--- Given exercise ---
Restate the data below word for word. Skip any images it contains.

--- Data listing ---
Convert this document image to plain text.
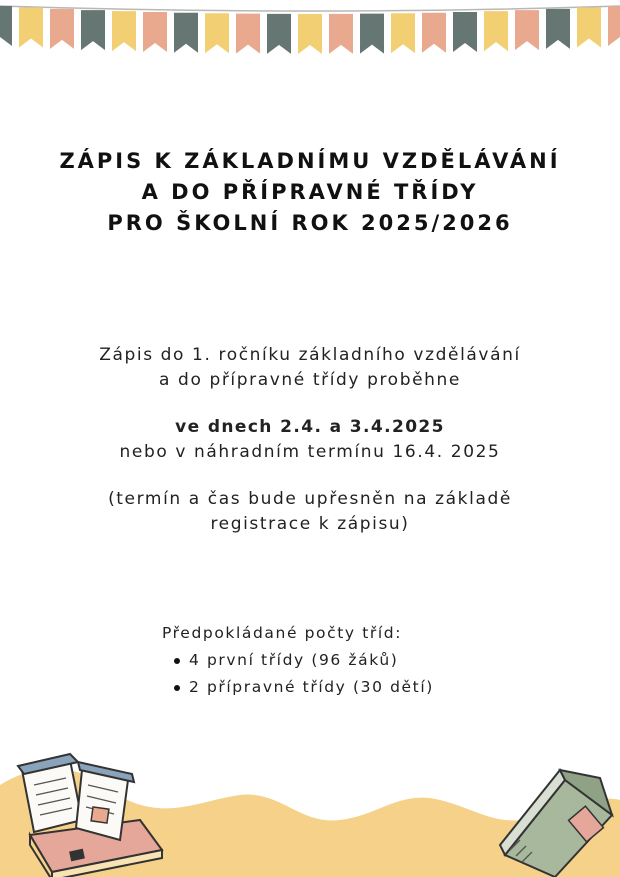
ZÁPIS K ZÁKLADNÍMU VZDĚLÁVÁNÍ
A DO PŘÍPRAVNÉ TŘÍDY
PRO ŠKOLNÍ ROK 2025/2026
Zápis do 1. ročníku základního vzdělávání
a do přípravné třídy proběhne
ve dnech 2.4. a 3.4.2025
nebo v náhradním termínu 16.4. 2025
(termín a čas bude upřesněn na základě
registrace k zápisu)
Předpokládané počty tříd:
4 první třídy (96 žáků)
2 přípravné třídy (30 dětí)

--- Solution to this problem ---
Convert this document image to plain text.
ZÁPIS K ZÁKLADNÍMU VZDĚLÁVÁNÍ
A DO PŘÍPRAVNÉ TŘÍDY
PRO ŠKOLNÍ ROK 2025/2026
Zápis do 1. ročníku základního vzdělávání
a do přípravné třídy proběhne
ve dnech 2.4. a 3.4.2025
nebo v náhradním termínu 16.4. 2025
(termín a čas bude upřesněn na základě
registrace k zápisu)
Předpokládané počty tříd:
4 první třídy (96 žáků)
2 přípravné třídy (30 dětí)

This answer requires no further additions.